* Given information
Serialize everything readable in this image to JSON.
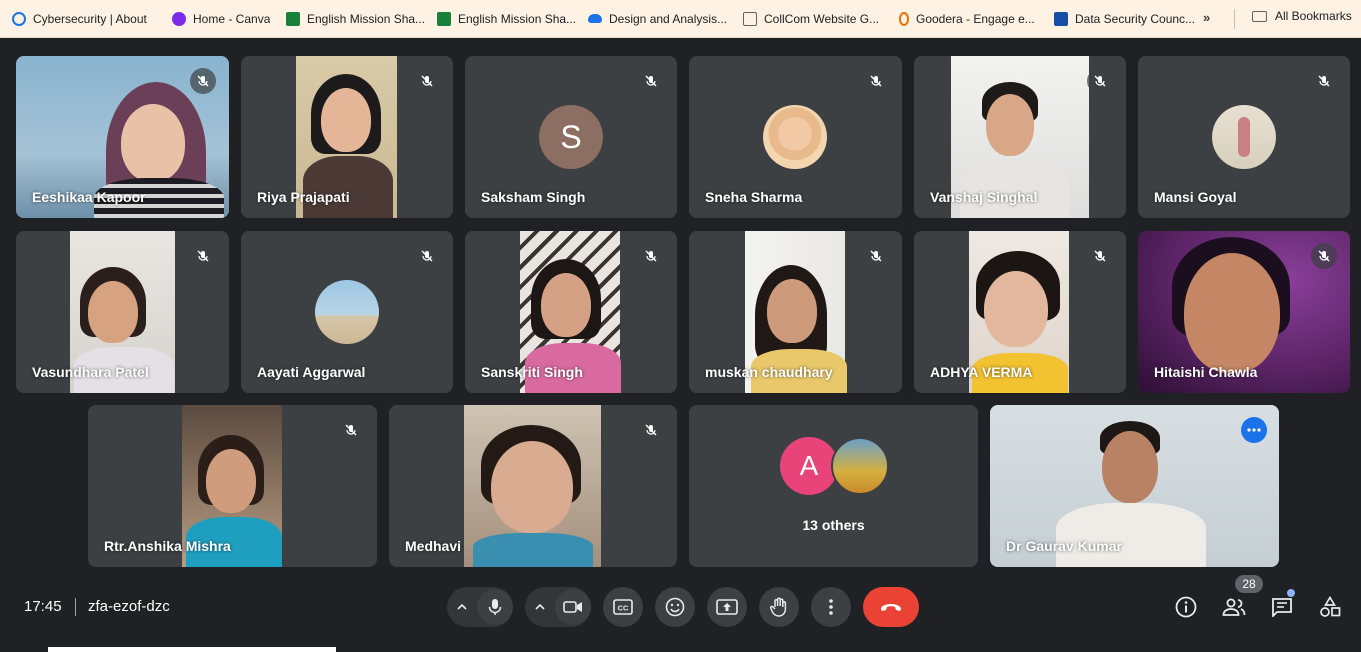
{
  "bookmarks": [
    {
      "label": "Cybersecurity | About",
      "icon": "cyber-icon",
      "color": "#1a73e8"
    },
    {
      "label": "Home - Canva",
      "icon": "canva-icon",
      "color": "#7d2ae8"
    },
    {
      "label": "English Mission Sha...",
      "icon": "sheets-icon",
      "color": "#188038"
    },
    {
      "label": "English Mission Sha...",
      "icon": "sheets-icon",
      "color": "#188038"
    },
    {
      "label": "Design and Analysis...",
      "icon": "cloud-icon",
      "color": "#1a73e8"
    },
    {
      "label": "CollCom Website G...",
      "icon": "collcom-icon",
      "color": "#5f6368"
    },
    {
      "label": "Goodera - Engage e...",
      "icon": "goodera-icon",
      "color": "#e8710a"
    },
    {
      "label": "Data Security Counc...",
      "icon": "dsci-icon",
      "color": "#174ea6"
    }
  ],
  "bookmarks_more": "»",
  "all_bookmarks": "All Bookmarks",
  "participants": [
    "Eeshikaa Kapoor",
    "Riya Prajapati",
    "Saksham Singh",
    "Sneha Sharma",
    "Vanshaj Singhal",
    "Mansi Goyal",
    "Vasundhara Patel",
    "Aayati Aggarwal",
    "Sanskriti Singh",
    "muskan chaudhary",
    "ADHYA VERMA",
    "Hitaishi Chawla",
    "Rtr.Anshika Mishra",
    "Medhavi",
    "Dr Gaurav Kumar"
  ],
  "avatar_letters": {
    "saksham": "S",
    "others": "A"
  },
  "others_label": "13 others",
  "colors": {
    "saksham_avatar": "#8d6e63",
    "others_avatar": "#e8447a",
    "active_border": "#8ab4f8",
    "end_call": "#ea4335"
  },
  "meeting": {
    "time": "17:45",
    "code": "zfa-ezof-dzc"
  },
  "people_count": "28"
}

* Exercise
Drop the images and quote the entries word for word.

* Task response
Serialize everything readable in this image to JSON.
{
  "bookmarks": [
    {
      "label": "Cybersecurity | About",
      "icon": "cyber-icon",
      "color": "#1a73e8"
    },
    {
      "label": "Home - Canva",
      "icon": "canva-icon",
      "color": "#7d2ae8"
    },
    {
      "label": "English Mission Sha...",
      "icon": "sheets-icon",
      "color": "#188038"
    },
    {
      "label": "English Mission Sha...",
      "icon": "sheets-icon",
      "color": "#188038"
    },
    {
      "label": "Design and Analysis...",
      "icon": "cloud-icon",
      "color": "#1a73e8"
    },
    {
      "label": "CollCom Website G...",
      "icon": "collcom-icon",
      "color": "#5f6368"
    },
    {
      "label": "Goodera - Engage e...",
      "icon": "goodera-icon",
      "color": "#e8710a"
    },
    {
      "label": "Data Security Counc...",
      "icon": "dsci-icon",
      "color": "#174ea6"
    }
  ],
  "bookmarks_more": "»",
  "all_bookmarks": "All Bookmarks",
  "participants": [
    "Eeshikaa Kapoor",
    "Riya Prajapati",
    "Saksham Singh",
    "Sneha Sharma",
    "Vanshaj Singhal",
    "Mansi Goyal",
    "Vasundhara Patel",
    "Aayati Aggarwal",
    "Sanskriti Singh",
    "muskan chaudhary",
    "ADHYA VERMA",
    "Hitaishi Chawla",
    "Rtr.Anshika Mishra",
    "Medhavi",
    "Dr Gaurav Kumar"
  ],
  "avatar_letters": {
    "saksham": "S",
    "others": "A"
  },
  "others_label": "13 others",
  "colors": {
    "saksham_avatar": "#8d6e63",
    "others_avatar": "#e8447a",
    "active_border": "#8ab4f8",
    "end_call": "#ea4335"
  },
  "meeting": {
    "time": "17:45",
    "code": "zfa-ezof-dzc"
  },
  "people_count": "28"
}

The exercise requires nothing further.